* Travail demandé
Prolongez le texte ci-dessous sur les violences en Cisjordanie, en reprenant juste après sa dernière phrase.

* Texte fourni
■ ■ ■
Maher Ghawadreh, le père de Muhammad, était présent avec le père de Raed et Abdalrahman Khazem aux funérailles de Mateen Dabaya à Jénine, vendredi :

 

L’aîné des Ghawadreh, particulièrement visible – et armé – en public vendredi, est lui aussi recherché par Israël pour avoir prétendument mené l’attaque dans la vallée du Jourdain en septembre.

Vendredi soir, des raids israéliens et des actions de la résistance palestinienne avaient toujours lieu dans divers endroits en Cisjordanie, dont Jérusalem-Est.

On rapporte que, vendredi, des tireurs palestiniens ont ouvert le feu contre la colonie de Beit El, près de Ramallah, en Cisjordanie, blessant légèrement un Israélien.

Les médias israéliens ont rapporté qu’un des assaillants palestiniens présumés avait été abattu et tué par des militaires au moment où il tentait de fuir.
■ ■ ■
* Annotations de boîtes englobantes
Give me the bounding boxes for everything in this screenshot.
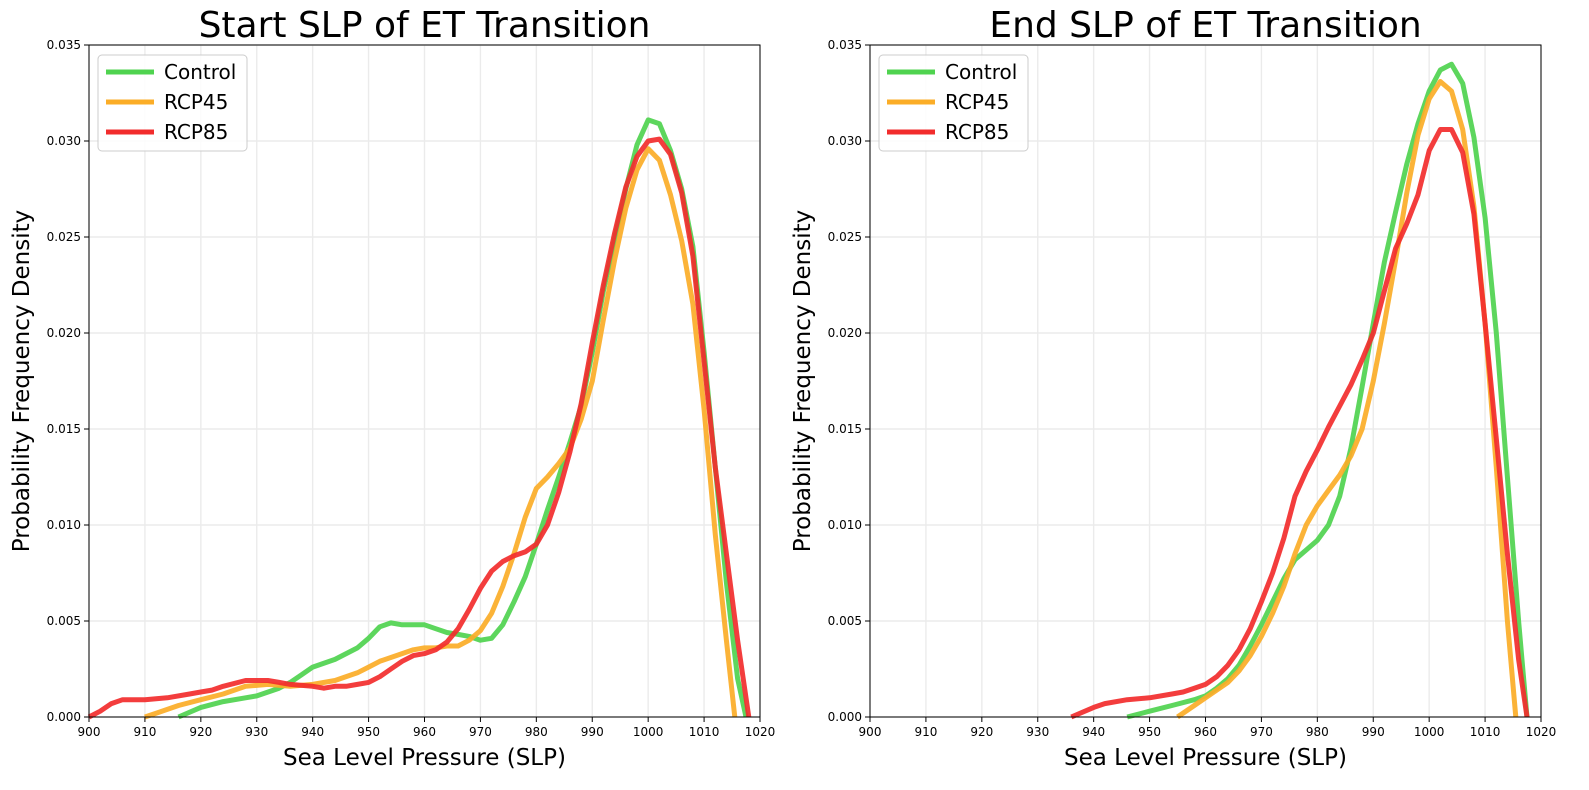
x-tick-label: 970 [469, 725, 492, 739]
legend-label: Control [945, 60, 1017, 84]
legend-label: Control [164, 60, 236, 84]
chart-title: End SLP of ET Transition [989, 5, 1421, 46]
x-tick-label: 980 [1306, 725, 1329, 739]
series-line-control [177, 117, 749, 720]
x-tick-label: 970 [1250, 725, 1273, 739]
y-axis-label: Probability Frequency Density [790, 210, 816, 552]
x-tick-label: 960 [413, 725, 436, 739]
y-tick-label: 0.010 [47, 518, 81, 532]
y-tick-label: 0.015 [47, 422, 81, 436]
x-tick-label: 950 [357, 725, 380, 739]
y-tick-label: 0.025 [47, 230, 81, 244]
legend-label: RCP85 [164, 120, 228, 144]
x-tick-label: 990 [1362, 725, 1385, 739]
x-tick-label: 990 [581, 725, 604, 739]
series-line-rcp85 [87, 136, 752, 720]
x-tick-label: 1010 [689, 725, 720, 739]
legend-label: RCP45 [945, 90, 1009, 114]
y-tick-label: 0.030 [828, 134, 862, 148]
y-tick-label: 0.015 [828, 422, 862, 436]
x-tick-label: 1020 [745, 725, 776, 739]
x-tick-label: 930 [245, 725, 268, 739]
chart-panel-0: 900 910 920 930 940 950 960 970 980 990 1000 1010 10… [9, 5, 775, 771]
x-tick-label: 910 [133, 725, 156, 739]
legend: Control RCP45 RCP85 [97, 54, 248, 152]
x-tick-label: 900 [859, 725, 882, 739]
x-tick-label: 900 [78, 725, 101, 739]
chart-panel-1: 900 910 920 930 940 950 960 970 980 990 1000 1010 10… [790, 5, 1556, 771]
y-tick-label: 0.025 [828, 230, 862, 244]
x-tick-label: 980 [525, 725, 548, 739]
x-tick-label: 920 [189, 725, 212, 739]
x-tick-label: 940 [1082, 725, 1105, 739]
x-tick-label: 1020 [1526, 725, 1557, 739]
y-tick-label: 0.000 [828, 710, 862, 724]
x-tick-label: 1000 [633, 725, 664, 739]
y-tick-label: 0.030 [47, 134, 81, 148]
x-tick-label: 930 [1026, 725, 1049, 739]
legend-box [878, 54, 1029, 152]
y-tick-label: 0.020 [828, 326, 862, 340]
series-line-rcp45 [1176, 79, 1519, 720]
x-tick-label: 920 [970, 725, 993, 739]
y-tick-label: 0.035 [47, 38, 81, 52]
y-axis-label: Probability Frequency Density [9, 210, 35, 552]
y-tick-label: 0.020 [47, 326, 81, 340]
x-tick-label: 950 [1138, 725, 1161, 739]
legend-label: RCP85 [945, 120, 1009, 144]
x-tick-label: 910 [914, 725, 937, 739]
y-tick-label: 0.035 [828, 38, 862, 52]
legend-label: RCP45 [164, 90, 228, 114]
x-tick-label: 960 [1194, 725, 1217, 739]
x-tick-label: 1000 [1414, 725, 1445, 739]
chart-title: Start SLP of ET Transition [199, 5, 651, 46]
legend: Control RCP45 RCP85 [878, 54, 1029, 152]
series-line-rcp85 [1070, 127, 1530, 720]
x-axis-label: Sea Level Pressure (SLP) [1064, 745, 1347, 771]
y-tick-label: 0.000 [47, 710, 81, 724]
x-tick-label: 940 [301, 725, 324, 739]
legend-box [97, 54, 248, 152]
x-axis-label: Sea Level Pressure (SLP) [283, 745, 566, 771]
y-tick-label: 0.010 [828, 518, 862, 532]
y-tick-label: 0.005 [47, 614, 81, 628]
y-tick-label: 0.005 [828, 614, 862, 628]
x-tick-label: 1010 [1470, 725, 1501, 739]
■ ■ ■
* Réponse
Dans l’intervalle, une vidéo a montré la police israélienne qui tabassait et arrêtait des Palestiniens à Sheikh Jarrah, alors que les confrontations se poursuivaient à Jérusalem-Est :

 

Le siège de Shuafat cette semaine a uni les Palestiniens de Jérusalem-Est, où les frustrations couvant depuis longtemps étaient déjà très grandes en raison d’une atmosphère quotidienne de répression, du fait qu’Israël tente par tous les moyens d’écraser la vie des Palestiniens dans la ville.

Plus tôt cette année, une foule énorme de ces Palestiniens qui font l’histoire a accompagné le cercueil de la journaliste Shireen Abu Akleh lors de son cortège funéraire après qu’elle avait été abattue et tuée par les forces israéliennes dans le camp de réfugiés de Jénine au mois de mai.

Le résident et écrivain de Sheikh Jarrah, Muhammad El-Kurd, a décrit l’énorme mobilisation pour les funérailles de Shireen Abu Akleh, malgré les restrictions imposées par Israël aux rassemblements publics, comme « une revendication de l’espace public » dans la ville.

Les événements qui se dérouleront à Jérusalem cette semaine seront sans doute perçus par la suite comme étant de nature similaire.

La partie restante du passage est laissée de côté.